WRITTEN REQUEST: Determine the count of lines holding "Alertas" and give that count alone.

** START **

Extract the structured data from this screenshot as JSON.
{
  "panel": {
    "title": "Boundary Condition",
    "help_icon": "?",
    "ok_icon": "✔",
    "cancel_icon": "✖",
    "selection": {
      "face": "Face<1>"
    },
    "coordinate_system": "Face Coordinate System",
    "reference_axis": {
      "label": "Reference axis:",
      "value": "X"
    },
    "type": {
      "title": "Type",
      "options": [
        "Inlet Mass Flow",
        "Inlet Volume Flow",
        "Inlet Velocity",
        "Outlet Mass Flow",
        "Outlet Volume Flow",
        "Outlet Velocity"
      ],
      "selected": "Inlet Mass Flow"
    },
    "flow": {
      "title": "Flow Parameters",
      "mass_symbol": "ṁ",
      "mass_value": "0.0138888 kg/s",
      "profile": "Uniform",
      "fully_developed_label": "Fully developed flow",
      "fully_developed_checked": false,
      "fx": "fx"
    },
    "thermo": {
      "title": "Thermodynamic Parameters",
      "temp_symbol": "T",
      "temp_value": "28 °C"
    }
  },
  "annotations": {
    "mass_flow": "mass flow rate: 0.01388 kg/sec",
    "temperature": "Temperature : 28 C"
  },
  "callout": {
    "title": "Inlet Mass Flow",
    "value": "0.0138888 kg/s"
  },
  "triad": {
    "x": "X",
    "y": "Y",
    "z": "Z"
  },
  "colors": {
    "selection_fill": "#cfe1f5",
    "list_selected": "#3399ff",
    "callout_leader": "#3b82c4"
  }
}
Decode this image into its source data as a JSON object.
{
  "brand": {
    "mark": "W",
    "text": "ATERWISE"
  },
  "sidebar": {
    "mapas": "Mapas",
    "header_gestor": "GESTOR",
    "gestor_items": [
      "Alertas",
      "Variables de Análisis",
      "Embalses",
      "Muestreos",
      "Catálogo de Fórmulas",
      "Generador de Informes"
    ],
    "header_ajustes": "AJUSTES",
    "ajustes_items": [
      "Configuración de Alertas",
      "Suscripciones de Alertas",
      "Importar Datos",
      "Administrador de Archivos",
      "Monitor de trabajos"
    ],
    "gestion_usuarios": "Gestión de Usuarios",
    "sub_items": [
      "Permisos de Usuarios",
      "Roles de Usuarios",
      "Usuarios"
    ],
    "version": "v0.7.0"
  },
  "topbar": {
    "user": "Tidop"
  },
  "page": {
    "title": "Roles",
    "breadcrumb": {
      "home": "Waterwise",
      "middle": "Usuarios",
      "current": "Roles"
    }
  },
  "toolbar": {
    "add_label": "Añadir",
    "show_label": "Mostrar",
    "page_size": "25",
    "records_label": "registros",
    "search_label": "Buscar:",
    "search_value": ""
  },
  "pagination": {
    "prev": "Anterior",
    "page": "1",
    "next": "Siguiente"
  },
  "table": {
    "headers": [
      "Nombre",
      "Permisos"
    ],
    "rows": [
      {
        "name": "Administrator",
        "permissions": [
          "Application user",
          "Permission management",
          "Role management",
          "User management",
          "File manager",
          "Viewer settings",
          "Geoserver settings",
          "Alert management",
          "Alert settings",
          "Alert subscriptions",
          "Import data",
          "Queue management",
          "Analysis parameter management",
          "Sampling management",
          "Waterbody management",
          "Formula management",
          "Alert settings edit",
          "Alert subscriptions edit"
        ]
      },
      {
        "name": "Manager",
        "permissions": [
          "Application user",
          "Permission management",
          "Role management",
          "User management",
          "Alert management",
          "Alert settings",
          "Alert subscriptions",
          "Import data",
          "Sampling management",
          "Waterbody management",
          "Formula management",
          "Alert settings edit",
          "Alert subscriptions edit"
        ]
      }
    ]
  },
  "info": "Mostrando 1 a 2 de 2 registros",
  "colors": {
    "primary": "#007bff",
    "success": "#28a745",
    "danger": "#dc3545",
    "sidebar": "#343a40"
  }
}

** END **

EXERCISE SOLUTION: 3